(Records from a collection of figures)
************
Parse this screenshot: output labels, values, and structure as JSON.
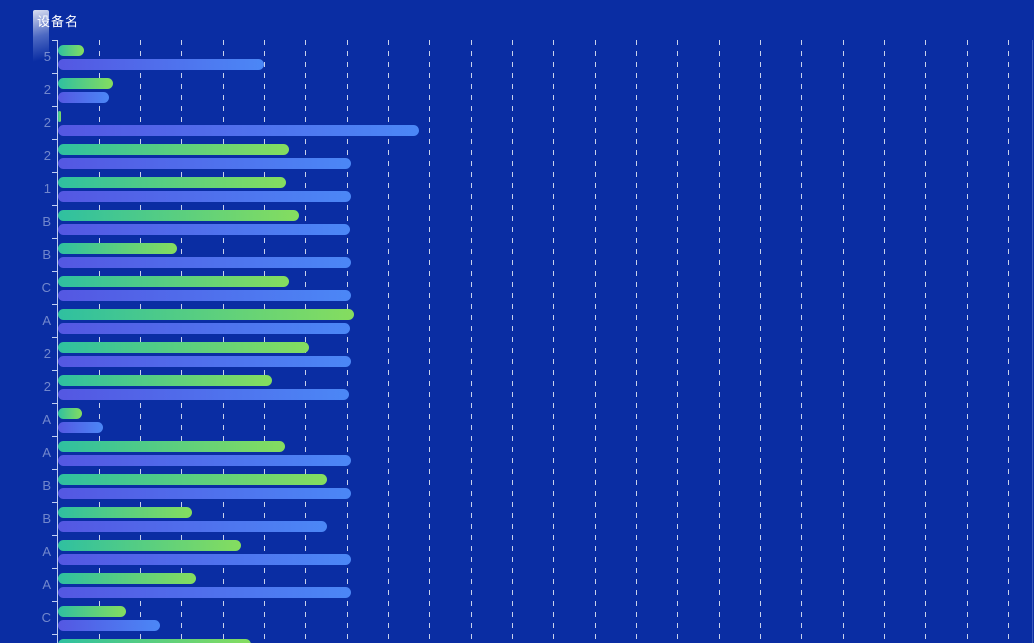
{
  "title": "设备名",
  "colors": {
    "background": "#0a2da3",
    "bar_green_gradient_start": "#2fc0a0",
    "bar_green_gradient_end": "#85dd5f",
    "bar_blue_gradient_start": "#5457e2",
    "bar_blue_gradient_end": "#4b87f6",
    "gridline": "rgba(255,255,255,0.78)",
    "axis": "rgba(225,235,255,0.85)",
    "y_label": "rgba(198,210,240,0.55)"
  },
  "chart_data": {
    "type": "bar",
    "orientation": "horizontal",
    "title": "设备名",
    "xlabel": "",
    "ylabel": "设备名",
    "grid": "vertical dashed gridlines, one per division",
    "legend_position": "none",
    "note": "Y-axis category labels are truncated by the left edge of the viewport; only the last character of each device name is visible. X-axis has no visible numeric labels; values are expressed in gridline divisions (1 division = 1 gridline spacing). Last category row and chart bottom are cut off by the viewport.",
    "xlim": [
      0,
      23.62
    ],
    "categories": [
      "5",
      "2",
      "2",
      "2",
      "1",
      "B",
      "B",
      "C",
      "A",
      "2",
      "2",
      "A",
      "A",
      "B",
      "B",
      "A",
      "A",
      "C",
      ""
    ],
    "series": [
      {
        "name": "series-green",
        "color": "green-gradient",
        "values": [
          0.62,
          1.34,
          0.08,
          5.58,
          5.52,
          5.83,
          2.88,
          5.58,
          7.16,
          6.07,
          5.18,
          0.59,
          5.5,
          6.51,
          3.25,
          4.42,
          3.33,
          1.65,
          4.66
        ]
      },
      {
        "name": "series-blue",
        "color": "blue-gradient",
        "values": [
          4.98,
          1.23,
          8.73,
          7.08,
          7.08,
          7.06,
          7.08,
          7.08,
          7.06,
          7.1,
          7.05,
          1.09,
          7.09,
          7.08,
          6.5,
          7.09,
          7.09,
          2.46,
          null
        ]
      }
    ]
  }
}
************
What the task asks –
Filter the data for the string "name" and copy every line that has it.

Answer to the task –
    "note": "Y-axis category labels are truncated by the left edge of the viewport; only the last character of each device name is visible. X-axis has no visible numeric labels; values are expressed in gridline divisions (1 division = 1 gridline spacing). Last category row and chart bottom are cut off by the viewport.",
        "name": "series-green",
        "name": "series-blue",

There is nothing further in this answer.